* GIVEN ENTRIES
※

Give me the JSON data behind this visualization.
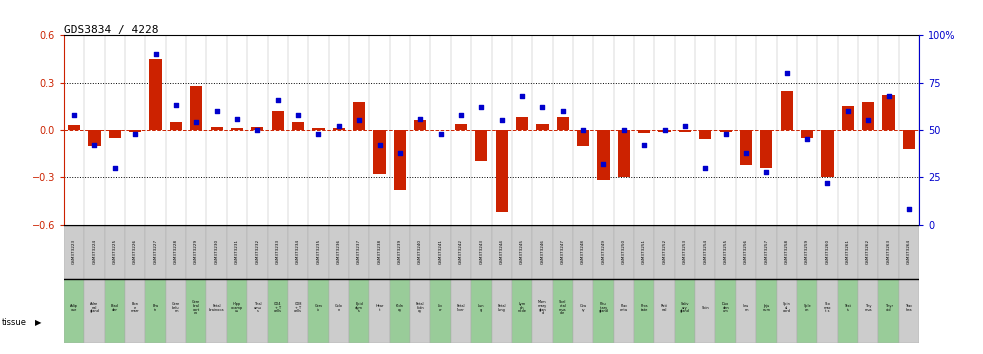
{
  "title": "GDS3834 / 4228",
  "gsm_ids": [
    "GSM373223",
    "GSM373224",
    "GSM373225",
    "GSM373226",
    "GSM373227",
    "GSM373228",
    "GSM373229",
    "GSM373230",
    "GSM373231",
    "GSM373232",
    "GSM373233",
    "GSM373234",
    "GSM373235",
    "GSM373236",
    "GSM373237",
    "GSM373238",
    "GSM373239",
    "GSM373240",
    "GSM373241",
    "GSM373242",
    "GSM373243",
    "GSM373244",
    "GSM373245",
    "GSM373246",
    "GSM373247",
    "GSM373248",
    "GSM373249",
    "GSM373250",
    "GSM373251",
    "GSM373252",
    "GSM373253",
    "GSM373254",
    "GSM373255",
    "GSM373256",
    "GSM373257",
    "GSM373258",
    "GSM373259",
    "GSM373260",
    "GSM373261",
    "GSM373262",
    "GSM373263",
    "GSM373264"
  ],
  "tissues": [
    "Adip\nose",
    "Adre\nnal\ngland",
    "Blad\nder",
    "Bon\ne\nmarr",
    "Bra\nin",
    "Cere\nbelu\nm",
    "Cere\nbral\ncort\nex",
    "Fetal\nbrainoca",
    "Hipp\nocamp\nus",
    "Thal\namu\ns",
    "CD4\n+ T\ncells",
    "CD8\n+ T\ncells",
    "Cerv\nix",
    "Colo\nn",
    "Epid\ndym\nis",
    "Hear\nt",
    "Kidn\ney",
    "Fetal\nkidn\ney",
    "Liv\ner",
    "Fetal\nliver",
    "Lun\ng",
    "Fetal\nlung",
    "Lym\nph\nnode",
    "Mam\nmary\nglan\nd",
    "Skel\netal\nmus\ncle",
    "Ova\nry",
    "Pitu\nitary\ngland",
    "Plac\nenta",
    "Pros\ntate",
    "Reti\nnal",
    "Saliv\nary\ngland",
    "Skin",
    "Duo\nden\num",
    "Ileu\nm",
    "Jeju\nnum",
    "Spin\nal\ncord",
    "Sple\nen",
    "Sto\nmac\nt s",
    "Test\nis",
    "Thy\nmus",
    "Thyr\noid",
    "Trac\nhea"
  ],
  "log10_ratio": [
    0.03,
    -0.1,
    -0.05,
    -0.01,
    0.45,
    0.05,
    0.28,
    0.02,
    0.01,
    0.02,
    0.12,
    0.05,
    0.01,
    0.01,
    0.18,
    -0.28,
    -0.38,
    0.06,
    0.0,
    0.04,
    -0.2,
    -0.52,
    0.08,
    0.04,
    0.08,
    -0.1,
    -0.32,
    -0.3,
    -0.02,
    -0.01,
    -0.01,
    -0.06,
    -0.01,
    -0.22,
    -0.24,
    0.25,
    -0.05,
    -0.3,
    0.15,
    0.18,
    0.22,
    -0.12
  ],
  "percentile_rank": [
    58,
    42,
    30,
    48,
    90,
    63,
    54,
    60,
    56,
    50,
    66,
    58,
    48,
    52,
    55,
    42,
    38,
    56,
    48,
    58,
    62,
    55,
    68,
    62,
    60,
    50,
    32,
    50,
    42,
    50,
    52,
    30,
    48,
    38,
    28,
    80,
    45,
    22,
    60,
    55,
    68,
    8
  ],
  "ylim": [
    -0.6,
    0.6
  ],
  "yticks_left": [
    -0.6,
    -0.3,
    0.0,
    0.3,
    0.6
  ],
  "yticks_right_labels": [
    "0",
    "25",
    "50",
    "75",
    "100%"
  ],
  "bar_color": "#cc2200",
  "dot_color": "#0000cc",
  "zero_line_color": "#cc2200",
  "dotted_line_color": "#000000",
  "bg_color": "#ffffff",
  "tissue_bg_green": "#99cc99",
  "tissue_bg_grey": "#cccccc",
  "label_color_left": "#cc2200",
  "label_color_right": "#0000cc",
  "col_sep_color": "#aaaaaa",
  "spine_color": "#000000"
}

※

* WHAT IS REQUIRED
Repeat the data above exactly, but not the pictures.

* RIGHT ANSWER
Give me the JSON data behind this visualization.
{
  "title": "GDS3834 / 4228",
  "gsm_ids": [
    "GSM373223",
    "GSM373224",
    "GSM373225",
    "GSM373226",
    "GSM373227",
    "GSM373228",
    "GSM373229",
    "GSM373230",
    "GSM373231",
    "GSM373232",
    "GSM373233",
    "GSM373234",
    "GSM373235",
    "GSM373236",
    "GSM373237",
    "GSM373238",
    "GSM373239",
    "GSM373240",
    "GSM373241",
    "GSM373242",
    "GSM373243",
    "GSM373244",
    "GSM373245",
    "GSM373246",
    "GSM373247",
    "GSM373248",
    "GSM373249",
    "GSM373250",
    "GSM373251",
    "GSM373252",
    "GSM373253",
    "GSM373254",
    "GSM373255",
    "GSM373256",
    "GSM373257",
    "GSM373258",
    "GSM373259",
    "GSM373260",
    "GSM373261",
    "GSM373262",
    "GSM373263",
    "GSM373264"
  ],
  "tissues": [
    "Adip\nose",
    "Adre\nnal\ngland",
    "Blad\nder",
    "Bon\ne\nmarr",
    "Bra\nin",
    "Cere\nbelu\nm",
    "Cere\nbral\ncort\nex",
    "Fetal\nbrainoca",
    "Hipp\nocamp\nus",
    "Thal\namu\ns",
    "CD4\n+ T\ncells",
    "CD8\n+ T\ncells",
    "Cerv\nix",
    "Colo\nn",
    "Epid\ndym\nis",
    "Hear\nt",
    "Kidn\ney",
    "Fetal\nkidn\ney",
    "Liv\ner",
    "Fetal\nliver",
    "Lun\ng",
    "Fetal\nlung",
    "Lym\nph\nnode",
    "Mam\nmary\nglan\nd",
    "Skel\netal\nmus\ncle",
    "Ova\nry",
    "Pitu\nitary\ngland",
    "Plac\nenta",
    "Pros\ntate",
    "Reti\nnal",
    "Saliv\nary\ngland",
    "Skin",
    "Duo\nden\num",
    "Ileu\nm",
    "Jeju\nnum",
    "Spin\nal\ncord",
    "Sple\nen",
    "Sto\nmac\nt s",
    "Test\nis",
    "Thy\nmus",
    "Thyr\noid",
    "Trac\nhea"
  ],
  "log10_ratio": [
    0.03,
    -0.1,
    -0.05,
    -0.01,
    0.45,
    0.05,
    0.28,
    0.02,
    0.01,
    0.02,
    0.12,
    0.05,
    0.01,
    0.01,
    0.18,
    -0.28,
    -0.38,
    0.06,
    0.0,
    0.04,
    -0.2,
    -0.52,
    0.08,
    0.04,
    0.08,
    -0.1,
    -0.32,
    -0.3,
    -0.02,
    -0.01,
    -0.01,
    -0.06,
    -0.01,
    -0.22,
    -0.24,
    0.25,
    -0.05,
    -0.3,
    0.15,
    0.18,
    0.22,
    -0.12
  ],
  "percentile_rank": [
    58,
    42,
    30,
    48,
    90,
    63,
    54,
    60,
    56,
    50,
    66,
    58,
    48,
    52,
    55,
    42,
    38,
    56,
    48,
    58,
    62,
    55,
    68,
    62,
    60,
    50,
    32,
    50,
    42,
    50,
    52,
    30,
    48,
    38,
    28,
    80,
    45,
    22,
    60,
    55,
    68,
    8
  ],
  "ylim": [
    -0.6,
    0.6
  ],
  "yticks_left": [
    -0.6,
    -0.3,
    0.0,
    0.3,
    0.6
  ],
  "yticks_right_labels": [
    "0",
    "25",
    "50",
    "75",
    "100%"
  ],
  "bar_color": "#cc2200",
  "dot_color": "#0000cc",
  "zero_line_color": "#cc2200",
  "dotted_line_color": "#000000",
  "bg_color": "#ffffff",
  "tissue_bg_green": "#99cc99",
  "tissue_bg_grey": "#cccccc",
  "label_color_left": "#cc2200",
  "label_color_right": "#0000cc",
  "col_sep_color": "#aaaaaa",
  "spine_color": "#000000"
}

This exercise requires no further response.